- _DATASET_
******
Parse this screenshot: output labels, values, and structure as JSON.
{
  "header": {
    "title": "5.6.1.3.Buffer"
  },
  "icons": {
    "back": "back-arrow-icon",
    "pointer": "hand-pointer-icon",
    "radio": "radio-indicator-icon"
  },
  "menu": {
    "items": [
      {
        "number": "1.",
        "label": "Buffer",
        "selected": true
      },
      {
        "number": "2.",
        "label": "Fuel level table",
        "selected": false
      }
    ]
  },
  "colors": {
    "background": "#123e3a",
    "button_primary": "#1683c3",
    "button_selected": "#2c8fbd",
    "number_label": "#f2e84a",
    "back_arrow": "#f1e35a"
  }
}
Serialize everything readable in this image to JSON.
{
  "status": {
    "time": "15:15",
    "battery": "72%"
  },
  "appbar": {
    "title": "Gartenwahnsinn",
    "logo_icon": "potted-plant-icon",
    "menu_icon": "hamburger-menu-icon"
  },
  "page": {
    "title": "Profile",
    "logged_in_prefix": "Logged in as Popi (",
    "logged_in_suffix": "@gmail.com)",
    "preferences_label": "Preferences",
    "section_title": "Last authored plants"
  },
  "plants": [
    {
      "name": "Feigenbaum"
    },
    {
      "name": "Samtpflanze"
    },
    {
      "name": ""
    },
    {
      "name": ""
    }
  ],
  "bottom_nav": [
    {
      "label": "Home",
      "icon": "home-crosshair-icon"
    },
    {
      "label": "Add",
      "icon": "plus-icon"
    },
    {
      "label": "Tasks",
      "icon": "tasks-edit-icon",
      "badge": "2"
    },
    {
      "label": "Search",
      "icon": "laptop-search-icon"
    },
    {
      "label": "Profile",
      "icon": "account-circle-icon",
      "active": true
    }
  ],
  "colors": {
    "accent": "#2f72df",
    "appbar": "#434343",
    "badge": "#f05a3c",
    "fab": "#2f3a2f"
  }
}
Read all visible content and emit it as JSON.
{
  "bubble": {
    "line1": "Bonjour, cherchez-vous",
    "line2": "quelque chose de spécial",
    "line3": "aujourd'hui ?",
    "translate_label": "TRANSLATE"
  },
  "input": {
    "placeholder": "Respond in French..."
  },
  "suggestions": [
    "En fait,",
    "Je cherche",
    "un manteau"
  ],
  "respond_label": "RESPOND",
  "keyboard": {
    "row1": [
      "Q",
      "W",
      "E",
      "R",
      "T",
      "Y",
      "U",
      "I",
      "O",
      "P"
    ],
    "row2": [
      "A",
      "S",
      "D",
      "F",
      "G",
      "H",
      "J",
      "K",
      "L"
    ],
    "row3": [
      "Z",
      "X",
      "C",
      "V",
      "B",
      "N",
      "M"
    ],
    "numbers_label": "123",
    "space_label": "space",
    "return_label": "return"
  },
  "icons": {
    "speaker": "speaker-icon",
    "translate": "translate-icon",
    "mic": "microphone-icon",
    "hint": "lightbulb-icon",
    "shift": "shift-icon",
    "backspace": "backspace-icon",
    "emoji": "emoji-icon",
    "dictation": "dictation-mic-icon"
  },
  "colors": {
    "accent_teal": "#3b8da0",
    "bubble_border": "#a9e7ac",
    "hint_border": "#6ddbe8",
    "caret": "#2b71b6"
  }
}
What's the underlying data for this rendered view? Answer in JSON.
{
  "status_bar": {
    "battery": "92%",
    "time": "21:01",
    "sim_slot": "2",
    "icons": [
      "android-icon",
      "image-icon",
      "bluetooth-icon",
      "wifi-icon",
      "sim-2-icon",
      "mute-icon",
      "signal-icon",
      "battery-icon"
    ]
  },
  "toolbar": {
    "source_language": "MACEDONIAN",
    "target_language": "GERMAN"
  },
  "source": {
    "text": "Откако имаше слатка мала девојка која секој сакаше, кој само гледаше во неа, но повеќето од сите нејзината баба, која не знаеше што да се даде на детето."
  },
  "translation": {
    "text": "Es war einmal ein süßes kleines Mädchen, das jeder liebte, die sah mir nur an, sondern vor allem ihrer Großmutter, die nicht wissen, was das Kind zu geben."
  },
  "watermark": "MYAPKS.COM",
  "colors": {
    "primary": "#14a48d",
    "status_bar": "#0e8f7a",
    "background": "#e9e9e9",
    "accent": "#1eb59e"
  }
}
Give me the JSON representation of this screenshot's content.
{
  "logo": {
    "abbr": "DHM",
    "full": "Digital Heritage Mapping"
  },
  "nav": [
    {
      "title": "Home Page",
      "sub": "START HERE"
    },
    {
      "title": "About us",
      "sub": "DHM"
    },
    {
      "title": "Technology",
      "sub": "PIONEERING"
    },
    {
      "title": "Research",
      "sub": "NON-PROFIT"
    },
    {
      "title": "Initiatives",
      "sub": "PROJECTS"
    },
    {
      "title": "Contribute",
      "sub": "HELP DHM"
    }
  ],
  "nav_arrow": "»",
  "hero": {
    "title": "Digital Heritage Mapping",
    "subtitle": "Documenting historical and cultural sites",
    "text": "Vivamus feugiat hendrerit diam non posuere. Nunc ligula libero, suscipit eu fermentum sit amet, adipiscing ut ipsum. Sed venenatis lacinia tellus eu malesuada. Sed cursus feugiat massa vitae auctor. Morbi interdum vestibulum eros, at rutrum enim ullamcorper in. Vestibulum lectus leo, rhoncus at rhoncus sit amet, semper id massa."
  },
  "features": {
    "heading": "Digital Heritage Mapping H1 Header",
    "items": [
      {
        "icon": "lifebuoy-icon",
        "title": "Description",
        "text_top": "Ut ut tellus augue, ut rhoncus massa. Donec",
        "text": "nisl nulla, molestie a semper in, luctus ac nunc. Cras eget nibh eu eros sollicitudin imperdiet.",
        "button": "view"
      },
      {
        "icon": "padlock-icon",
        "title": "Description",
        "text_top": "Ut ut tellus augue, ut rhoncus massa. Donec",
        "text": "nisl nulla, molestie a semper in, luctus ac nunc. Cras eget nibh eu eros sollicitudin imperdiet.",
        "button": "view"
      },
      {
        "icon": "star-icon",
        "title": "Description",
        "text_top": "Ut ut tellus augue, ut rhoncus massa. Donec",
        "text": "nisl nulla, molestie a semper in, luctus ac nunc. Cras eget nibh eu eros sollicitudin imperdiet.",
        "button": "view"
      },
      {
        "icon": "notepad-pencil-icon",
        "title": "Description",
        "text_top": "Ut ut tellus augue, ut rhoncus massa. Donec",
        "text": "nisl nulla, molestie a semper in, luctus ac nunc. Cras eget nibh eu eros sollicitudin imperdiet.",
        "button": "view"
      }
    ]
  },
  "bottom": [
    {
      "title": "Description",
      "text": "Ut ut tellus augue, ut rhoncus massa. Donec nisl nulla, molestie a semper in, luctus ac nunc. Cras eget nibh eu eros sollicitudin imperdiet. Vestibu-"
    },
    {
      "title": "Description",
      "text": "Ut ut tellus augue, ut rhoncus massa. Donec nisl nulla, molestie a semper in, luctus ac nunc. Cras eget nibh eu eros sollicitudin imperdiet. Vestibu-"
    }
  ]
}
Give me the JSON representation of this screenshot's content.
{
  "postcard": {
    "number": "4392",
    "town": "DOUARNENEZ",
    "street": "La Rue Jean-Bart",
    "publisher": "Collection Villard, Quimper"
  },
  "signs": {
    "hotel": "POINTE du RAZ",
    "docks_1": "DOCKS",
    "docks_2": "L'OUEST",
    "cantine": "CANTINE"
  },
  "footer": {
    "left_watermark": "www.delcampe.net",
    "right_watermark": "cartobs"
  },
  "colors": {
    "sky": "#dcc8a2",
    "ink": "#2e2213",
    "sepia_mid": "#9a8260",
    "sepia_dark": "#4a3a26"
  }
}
******
- _REQUEST_
Copy out each record, keeping every word as it is.

- _EXERCISE ANSWER_
Parse this screenshot: output labels, values, and structure as JSON.
{
  "header": {
    "title": "5.6.1.3.Buffer"
  },
  "icons": {
    "back": "back-arrow-icon",
    "pointer": "hand-pointer-icon",
    "radio": "radio-indicator-icon"
  },
  "menu": {
    "items": [
      {
        "number": "1.",
        "label": "Buffer",
        "selected": true
      },
      {
        "number": "2.",
        "label": "Fuel level table",
        "selected": false
      }
    ]
  },
  "colors": {
    "background": "#123e3a",
    "button_primary": "#1683c3",
    "button_selected": "#2c8fbd",
    "number_label": "#f2e84a",
    "back_arrow": "#f1e35a"
  }
}
Serialize everything readable in this image to JSON.
{
  "status": {
    "time": "15:15",
    "battery": "72%"
  },
  "appbar": {
    "title": "Gartenwahnsinn",
    "logo_icon": "potted-plant-icon",
    "menu_icon": "hamburger-menu-icon"
  },
  "page": {
    "title": "Profile",
    "logged_in_prefix": "Logged in as Popi (",
    "logged_in_suffix": "@gmail.com)",
    "preferences_label": "Preferences",
    "section_title": "Last authored plants"
  },
  "plants": [
    {
      "name": "Feigenbaum"
    },
    {
      "name": "Samtpflanze"
    },
    {
      "name": ""
    },
    {
      "name": ""
    }
  ],
  "bottom_nav": [
    {
      "label": "Home",
      "icon": "home-crosshair-icon"
    },
    {
      "label": "Add",
      "icon": "plus-icon"
    },
    {
      "label": "Tasks",
      "icon": "tasks-edit-icon",
      "badge": "2"
    },
    {
      "label": "Search",
      "icon": "laptop-search-icon"
    },
    {
      "label": "Profile",
      "icon": "account-circle-icon",
      "active": true
    }
  ],
  "colors": {
    "accent": "#2f72df",
    "appbar": "#434343",
    "badge": "#f05a3c",
    "fab": "#2f3a2f"
  }
}
Read all visible content and emit it as JSON.
{
  "bubble": {
    "line1": "Bonjour, cherchez-vous",
    "line2": "quelque chose de spécial",
    "line3": "aujourd'hui ?",
    "translate_label": "TRANSLATE"
  },
  "input": {
    "placeholder": "Respond in French..."
  },
  "suggestions": [
    "En fait,",
    "Je cherche",
    "un manteau"
  ],
  "respond_label": "RESPOND",
  "keyboard": {
    "row1": [
      "Q",
      "W",
      "E",
      "R",
      "T",
      "Y",
      "U",
      "I",
      "O",
      "P"
    ],
    "row2": [
      "A",
      "S",
      "D",
      "F",
      "G",
      "H",
      "J",
      "K",
      "L"
    ],
    "row3": [
      "Z",
      "X",
      "C",
      "V",
      "B",
      "N",
      "M"
    ],
    "numbers_label": "123",
    "space_label": "space",
    "return_label": "return"
  },
  "icons": {
    "speaker": "speaker-icon",
    "translate": "translate-icon",
    "mic": "microphone-icon",
    "hint": "lightbulb-icon",
    "shift": "shift-icon",
    "backspace": "backspace-icon",
    "emoji": "emoji-icon",
    "dictation": "dictation-mic-icon"
  },
  "colors": {
    "accent_teal": "#3b8da0",
    "bubble_border": "#a9e7ac",
    "hint_border": "#6ddbe8",
    "caret": "#2b71b6"
  }
}
What's the underlying data for this rendered view? Answer in JSON.
{
  "status_bar": {
    "battery": "92%",
    "time": "21:01",
    "sim_slot": "2",
    "icons": [
      "android-icon",
      "image-icon",
      "bluetooth-icon",
      "wifi-icon",
      "sim-2-icon",
      "mute-icon",
      "signal-icon",
      "battery-icon"
    ]
  },
  "toolbar": {
    "source_language": "MACEDONIAN",
    "target_language": "GERMAN"
  },
  "source": {
    "text": "Откако имаше слатка мала девојка која секој сакаше, кој само гледаше во неа, но повеќето од сите нејзината баба, која не знаеше што да се даде на детето."
  },
  "translation": {
    "text": "Es war einmal ein süßes kleines Mädchen, das jeder liebte, die sah mir nur an, sondern vor allem ihrer Großmutter, die nicht wissen, was das Kind zu geben."
  },
  "watermark": "MYAPKS.COM",
  "colors": {
    "primary": "#14a48d",
    "status_bar": "#0e8f7a",
    "background": "#e9e9e9",
    "accent": "#1eb59e"
  }
}
Give me the JSON representation of this screenshot's content.
{
  "logo": {
    "abbr": "DHM",
    "full": "Digital Heritage Mapping"
  },
  "nav": [
    {
      "title": "Home Page",
      "sub": "START HERE"
    },
    {
      "title": "About us",
      "sub": "DHM"
    },
    {
      "title": "Technology",
      "sub": "PIONEERING"
    },
    {
      "title": "Research",
      "sub": "NON-PROFIT"
    },
    {
      "title": "Initiatives",
      "sub": "PROJECTS"
    },
    {
      "title": "Contribute",
      "sub": "HELP DHM"
    }
  ],
  "nav_arrow": "»",
  "hero": {
    "title": "Digital Heritage Mapping",
    "subtitle": "Documenting historical and cultural sites",
    "text": "Vivamus feugiat hendrerit diam non posuere. Nunc ligula libero, suscipit eu fermentum sit amet, adipiscing ut ipsum. Sed venenatis lacinia tellus eu malesuada. Sed cursus feugiat massa vitae auctor. Morbi interdum vestibulum eros, at rutrum enim ullamcorper in. Vestibulum lectus leo, rhoncus at rhoncus sit amet, semper id massa."
  },
  "features": {
    "heading": "Digital Heritage Mapping H1 Header",
    "items": [
      {
        "icon": "lifebuoy-icon",
        "title": "Description",
        "text_top": "Ut ut tellus augue, ut rhoncus massa. Donec",
        "text": "nisl nulla, molestie a semper in, luctus ac nunc. Cras eget nibh eu eros sollicitudin imperdiet.",
        "button": "view"
      },
      {
        "icon": "padlock-icon",
        "title": "Description",
        "text_top": "Ut ut tellus augue, ut rhoncus massa. Donec",
        "text": "nisl nulla, molestie a semper in, luctus ac nunc. Cras eget nibh eu eros sollicitudin imperdiet.",
        "button": "view"
      },
      {
        "icon": "star-icon",
        "title": "Description",
        "text_top": "Ut ut tellus augue, ut rhoncus massa. Donec",
        "text": "nisl nulla, molestie a semper in, luctus ac nunc. Cras eget nibh eu eros sollicitudin imperdiet.",
        "button": "view"
      },
      {
        "icon": "notepad-pencil-icon",
        "title": "Description",
        "text_top": "Ut ut tellus augue, ut rhoncus massa. Donec",
        "text": "nisl nulla, molestie a semper in, luctus ac nunc. Cras eget nibh eu eros sollicitudin imperdiet.",
        "button": "view"
      }
    ]
  },
  "bottom": [
    {
      "title": "Description",
      "text": "Ut ut tellus augue, ut rhoncus massa. Donec nisl nulla, molestie a semper in, luctus ac nunc. Cras eget nibh eu eros sollicitudin imperdiet. Vestibu-"
    },
    {
      "title": "Description",
      "text": "Ut ut tellus augue, ut rhoncus massa. Donec nisl nulla, molestie a semper in, luctus ac nunc. Cras eget nibh eu eros sollicitudin imperdiet. Vestibu-"
    }
  ]
}
Give me the JSON representation of this screenshot's content.
{
  "postcard": {
    "number": "4392",
    "town": "DOUARNENEZ",
    "street": "La Rue Jean-Bart",
    "publisher": "Collection Villard, Quimper"
  },
  "signs": {
    "hotel": "POINTE du RAZ",
    "docks_1": "DOCKS",
    "docks_2": "L'OUEST",
    "cantine": "CANTINE"
  },
  "footer": {
    "left_watermark": "www.delcampe.net",
    "right_watermark": "cartobs"
  },
  "colors": {
    "sky": "#dcc8a2",
    "ink": "#2e2213",
    "sepia_mid": "#9a8260",
    "sepia_dark": "#4a3a26"
  }
}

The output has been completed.